In the listing below, identify each line with the word "name" and return those lines.
----- LISTED ENTRIES -----
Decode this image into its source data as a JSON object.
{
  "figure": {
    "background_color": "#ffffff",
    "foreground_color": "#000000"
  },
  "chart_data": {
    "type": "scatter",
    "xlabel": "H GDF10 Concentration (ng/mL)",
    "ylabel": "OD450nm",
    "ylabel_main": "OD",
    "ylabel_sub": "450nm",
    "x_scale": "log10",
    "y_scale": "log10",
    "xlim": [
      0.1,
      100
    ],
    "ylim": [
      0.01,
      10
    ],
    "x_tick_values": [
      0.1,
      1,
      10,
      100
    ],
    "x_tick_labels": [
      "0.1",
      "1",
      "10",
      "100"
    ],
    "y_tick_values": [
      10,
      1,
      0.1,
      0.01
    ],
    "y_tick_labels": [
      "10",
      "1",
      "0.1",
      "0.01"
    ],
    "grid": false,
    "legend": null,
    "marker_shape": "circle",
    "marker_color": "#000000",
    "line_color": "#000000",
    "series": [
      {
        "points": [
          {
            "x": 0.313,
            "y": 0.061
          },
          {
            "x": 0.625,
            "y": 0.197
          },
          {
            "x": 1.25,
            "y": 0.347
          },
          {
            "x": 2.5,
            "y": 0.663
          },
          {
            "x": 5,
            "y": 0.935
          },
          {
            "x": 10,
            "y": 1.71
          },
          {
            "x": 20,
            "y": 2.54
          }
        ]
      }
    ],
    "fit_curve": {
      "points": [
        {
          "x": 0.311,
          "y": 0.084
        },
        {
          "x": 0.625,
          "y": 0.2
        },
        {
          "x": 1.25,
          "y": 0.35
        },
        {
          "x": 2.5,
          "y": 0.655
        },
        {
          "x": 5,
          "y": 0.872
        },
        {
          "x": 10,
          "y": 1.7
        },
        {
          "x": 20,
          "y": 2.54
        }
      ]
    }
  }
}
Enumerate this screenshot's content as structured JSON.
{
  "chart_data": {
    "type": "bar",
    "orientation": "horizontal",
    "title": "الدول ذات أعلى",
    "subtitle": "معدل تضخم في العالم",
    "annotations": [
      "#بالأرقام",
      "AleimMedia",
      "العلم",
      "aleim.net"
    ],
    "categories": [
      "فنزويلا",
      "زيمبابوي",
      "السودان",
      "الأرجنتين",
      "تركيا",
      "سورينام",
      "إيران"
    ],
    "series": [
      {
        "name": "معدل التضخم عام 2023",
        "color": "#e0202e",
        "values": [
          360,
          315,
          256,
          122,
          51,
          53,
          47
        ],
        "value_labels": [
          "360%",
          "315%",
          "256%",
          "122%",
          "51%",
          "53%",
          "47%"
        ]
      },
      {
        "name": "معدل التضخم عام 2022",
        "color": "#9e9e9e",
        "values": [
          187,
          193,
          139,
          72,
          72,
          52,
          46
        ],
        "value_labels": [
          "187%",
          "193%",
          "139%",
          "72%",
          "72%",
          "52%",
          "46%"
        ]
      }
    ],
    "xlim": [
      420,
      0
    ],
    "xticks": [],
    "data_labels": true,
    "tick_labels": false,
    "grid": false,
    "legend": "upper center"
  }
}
-----
_RESULT_
        "name": "معدل التضخم عام 2023",
        "name": "معدل التضخم عام 2022",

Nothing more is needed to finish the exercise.